Write out all the material exactly. Leave nothing out.

** Begin Supplied material **

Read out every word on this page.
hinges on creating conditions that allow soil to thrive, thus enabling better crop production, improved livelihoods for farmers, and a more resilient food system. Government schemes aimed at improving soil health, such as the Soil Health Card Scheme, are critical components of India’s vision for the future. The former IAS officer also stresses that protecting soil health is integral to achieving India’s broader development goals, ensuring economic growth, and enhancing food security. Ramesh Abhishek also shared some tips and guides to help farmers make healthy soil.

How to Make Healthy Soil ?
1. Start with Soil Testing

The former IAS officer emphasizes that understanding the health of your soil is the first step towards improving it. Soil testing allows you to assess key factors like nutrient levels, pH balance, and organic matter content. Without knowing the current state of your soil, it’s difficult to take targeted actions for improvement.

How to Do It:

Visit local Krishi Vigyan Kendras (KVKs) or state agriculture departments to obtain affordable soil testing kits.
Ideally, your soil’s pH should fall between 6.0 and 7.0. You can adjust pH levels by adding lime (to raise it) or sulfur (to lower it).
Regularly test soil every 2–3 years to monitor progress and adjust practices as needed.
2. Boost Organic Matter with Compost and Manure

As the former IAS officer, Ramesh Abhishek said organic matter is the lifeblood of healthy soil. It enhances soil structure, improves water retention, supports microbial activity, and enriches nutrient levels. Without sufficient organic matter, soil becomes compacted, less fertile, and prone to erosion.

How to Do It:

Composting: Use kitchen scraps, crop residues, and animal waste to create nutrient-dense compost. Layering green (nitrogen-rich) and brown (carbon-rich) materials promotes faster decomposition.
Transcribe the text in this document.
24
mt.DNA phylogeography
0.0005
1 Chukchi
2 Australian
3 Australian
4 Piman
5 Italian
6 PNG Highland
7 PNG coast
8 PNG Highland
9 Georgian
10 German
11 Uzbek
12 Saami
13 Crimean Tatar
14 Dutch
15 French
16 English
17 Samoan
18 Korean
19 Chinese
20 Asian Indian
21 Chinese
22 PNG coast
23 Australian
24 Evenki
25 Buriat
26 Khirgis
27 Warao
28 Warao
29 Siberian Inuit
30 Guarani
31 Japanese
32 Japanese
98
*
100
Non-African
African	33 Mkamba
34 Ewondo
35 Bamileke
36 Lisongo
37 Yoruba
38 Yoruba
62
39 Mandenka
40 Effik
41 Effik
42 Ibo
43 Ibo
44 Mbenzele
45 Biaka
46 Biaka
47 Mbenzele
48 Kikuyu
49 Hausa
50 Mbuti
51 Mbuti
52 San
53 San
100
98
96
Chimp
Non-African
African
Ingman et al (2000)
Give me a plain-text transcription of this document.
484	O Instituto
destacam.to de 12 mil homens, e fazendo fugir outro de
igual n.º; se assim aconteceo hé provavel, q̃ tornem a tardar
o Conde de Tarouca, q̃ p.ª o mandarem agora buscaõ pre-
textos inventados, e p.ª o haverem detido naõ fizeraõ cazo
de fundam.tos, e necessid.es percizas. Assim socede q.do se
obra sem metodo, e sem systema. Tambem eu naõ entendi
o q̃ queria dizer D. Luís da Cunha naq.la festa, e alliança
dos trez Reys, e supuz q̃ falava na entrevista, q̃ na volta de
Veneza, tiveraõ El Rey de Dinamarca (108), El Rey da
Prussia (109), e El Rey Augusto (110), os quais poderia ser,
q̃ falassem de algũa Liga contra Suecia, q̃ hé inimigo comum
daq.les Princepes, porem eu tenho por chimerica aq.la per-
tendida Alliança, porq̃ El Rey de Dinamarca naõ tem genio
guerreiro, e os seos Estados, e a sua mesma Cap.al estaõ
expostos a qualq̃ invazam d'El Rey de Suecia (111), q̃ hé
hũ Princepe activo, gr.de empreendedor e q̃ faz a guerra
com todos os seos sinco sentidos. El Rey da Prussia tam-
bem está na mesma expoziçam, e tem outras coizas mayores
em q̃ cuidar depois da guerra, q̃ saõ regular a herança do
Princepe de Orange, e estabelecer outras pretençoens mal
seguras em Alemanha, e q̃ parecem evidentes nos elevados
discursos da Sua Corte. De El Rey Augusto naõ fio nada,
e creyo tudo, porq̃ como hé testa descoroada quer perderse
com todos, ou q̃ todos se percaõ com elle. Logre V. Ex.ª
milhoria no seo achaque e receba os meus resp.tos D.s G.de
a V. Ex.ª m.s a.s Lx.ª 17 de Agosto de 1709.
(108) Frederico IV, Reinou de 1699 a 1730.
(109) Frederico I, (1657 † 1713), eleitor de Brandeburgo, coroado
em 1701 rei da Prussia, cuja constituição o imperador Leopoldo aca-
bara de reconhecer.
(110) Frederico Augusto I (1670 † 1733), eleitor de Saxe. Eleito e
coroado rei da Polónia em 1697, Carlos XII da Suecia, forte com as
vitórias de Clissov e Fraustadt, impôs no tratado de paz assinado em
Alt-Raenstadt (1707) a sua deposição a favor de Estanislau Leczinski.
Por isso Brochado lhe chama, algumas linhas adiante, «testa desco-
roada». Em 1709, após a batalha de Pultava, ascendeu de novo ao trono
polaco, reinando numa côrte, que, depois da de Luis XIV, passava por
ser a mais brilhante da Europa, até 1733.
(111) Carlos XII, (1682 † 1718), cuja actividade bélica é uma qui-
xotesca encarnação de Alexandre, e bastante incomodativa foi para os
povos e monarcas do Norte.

** End Supplied material **

§ **In response**:
Read out every word on this page.
hinges on creating conditions that allow soil to thrive, thus enabling better crop production, improved livelihoods for farmers, and a more resilient food system. Government schemes aimed at improving soil health, such as the Soil Health Card Scheme, are critical components of India’s vision for the future. The former IAS officer also stresses that protecting soil health is integral to achieving India’s broader development goals, ensuring economic growth, and enhancing food security. Ramesh Abhishek also shared some tips and guides to help farmers make healthy soil.

How to Make Healthy Soil ?
1. Start with Soil Testing

The former IAS officer emphasizes that understanding the health of your soil is the first step towards improving it. Soil testing allows you to assess key factors like nutrient levels, pH balance, and organic matter content. Without knowing the current state of your soil, it’s difficult to take targeted actions for improvement.

How to Do It:

Visit local Krishi Vigyan Kendras (KVKs) or state agriculture departments to obtain affordable soil testing kits.
Ideally, your soil’s pH should fall between 6.0 and 7.0. You can adjust pH levels by adding lime (to raise it) or sulfur (to lower it).
Regularly test soil every 2–3 years to monitor progress and adjust practices as needed.
2. Boost Organic Matter with Compost and Manure

As the former IAS officer, Ramesh Abhishek said organic matter is the lifeblood of healthy soil. It enhances soil structure, improves water retention, supports microbial activity, and enriches nutrient levels. Without sufficient organic matter, soil becomes compacted, less fertile, and prone to erosion.

How to Do It:

Composting: Use kitchen scraps, crop residues, and animal waste to create nutrient-dense compost. Layering green (nitrogen-rich) and brown (carbon-rich) materials promotes faster decomposition.
Transcribe the text in this document.
24
mt.DNA phylogeography
0.0005
1 Chukchi
2 Australian
3 Australian
4 Piman
5 Italian
6 PNG Highland
7 PNG coast
8 PNG Highland
9 Georgian
10 German
11 Uzbek
12 Saami
13 Crimean Tatar
14 Dutch
15 French
16 English
17 Samoan
18 Korean
19 Chinese
20 Asian Indian
21 Chinese
22 PNG coast
23 Australian
24 Evenki
25 Buriat
26 Khirgis
27 Warao
28 Warao
29 Siberian Inuit
30 Guarani
31 Japanese
32 Japanese
98
*
100
Non-African
African	33 Mkamba
34 Ewondo
35 Bamileke
36 Lisongo
37 Yoruba
38 Yoruba
62
39 Mandenka
40 Effik
41 Effik
42 Ibo
43 Ibo
44 Mbenzele
45 Biaka
46 Biaka
47 Mbenzele
48 Kikuyu
49 Hausa
50 Mbuti
51 Mbuti
52 San
53 San
100
98
96
Chimp
Non-African
African
Ingman et al (2000)
Give me a plain-text transcription of this document.
484	O Instituto
destacam.to de 12 mil homens, e fazendo fugir outro de
igual n.º; se assim aconteceo hé provavel, q̃ tornem a tardar
o Conde de Tarouca, q̃ p.ª o mandarem agora buscaõ pre-
textos inventados, e p.ª o haverem detido naõ fizeraõ cazo
de fundam.tos, e necessid.es percizas. Assim socede q.do se
obra sem metodo, e sem systema. Tambem eu naõ entendi
o q̃ queria dizer D. Luís da Cunha naq.la festa, e alliança
dos trez Reys, e supuz q̃ falava na entrevista, q̃ na volta de
Veneza, tiveraõ El Rey de Dinamarca (108), El Rey da
Prussia (109), e El Rey Augusto (110), os quais poderia ser,
q̃ falassem de algũa Liga contra Suecia, q̃ hé inimigo comum
daq.les Princepes, porem eu tenho por chimerica aq.la per-
tendida Alliança, porq̃ El Rey de Dinamarca naõ tem genio
guerreiro, e os seos Estados, e a sua mesma Cap.al estaõ
expostos a qualq̃ invazam d'El Rey de Suecia (111), q̃ hé
hũ Princepe activo, gr.de empreendedor e q̃ faz a guerra
com todos os seos sinco sentidos. El Rey da Prussia tam-
bem está na mesma expoziçam, e tem outras coizas mayores
em q̃ cuidar depois da guerra, q̃ saõ regular a herança do
Princepe de Orange, e estabelecer outras pretençoens mal
seguras em Alemanha, e q̃ parecem evidentes nos elevados
discursos da Sua Corte. De El Rey Augusto naõ fio nada,
e creyo tudo, porq̃ como hé testa descoroada quer perderse
com todos, ou q̃ todos se percaõ com elle. Logre V. Ex.ª
milhoria no seo achaque e receba os meus resp.tos D.s G.de
a V. Ex.ª m.s a.s Lx.ª 17 de Agosto de 1709.
(108) Frederico IV, Reinou de 1699 a 1730.
(109) Frederico I, (1657 † 1713), eleitor de Brandeburgo, coroado
em 1701 rei da Prussia, cuja constituição o imperador Leopoldo aca-
bara de reconhecer.
(110) Frederico Augusto I (1670 † 1733), eleitor de Saxe. Eleito e
coroado rei da Polónia em 1697, Carlos XII da Suecia, forte com as
vitórias de Clissov e Fraustadt, impôs no tratado de paz assinado em
Alt-Raenstadt (1707) a sua deposição a favor de Estanislau Leczinski.
Por isso Brochado lhe chama, algumas linhas adiante, «testa desco-
roada». Em 1709, após a batalha de Pultava, ascendeu de novo ao trono
polaco, reinando numa côrte, que, depois da de Luis XIV, passava por
ser a mais brilhante da Europa, até 1733.
(111) Carlos XII, (1682 † 1718), cuja actividade bélica é uma qui-
xotesca encarnação de Alexandre, e bastante incomodativa foi para os
povos e monarcas do Norte.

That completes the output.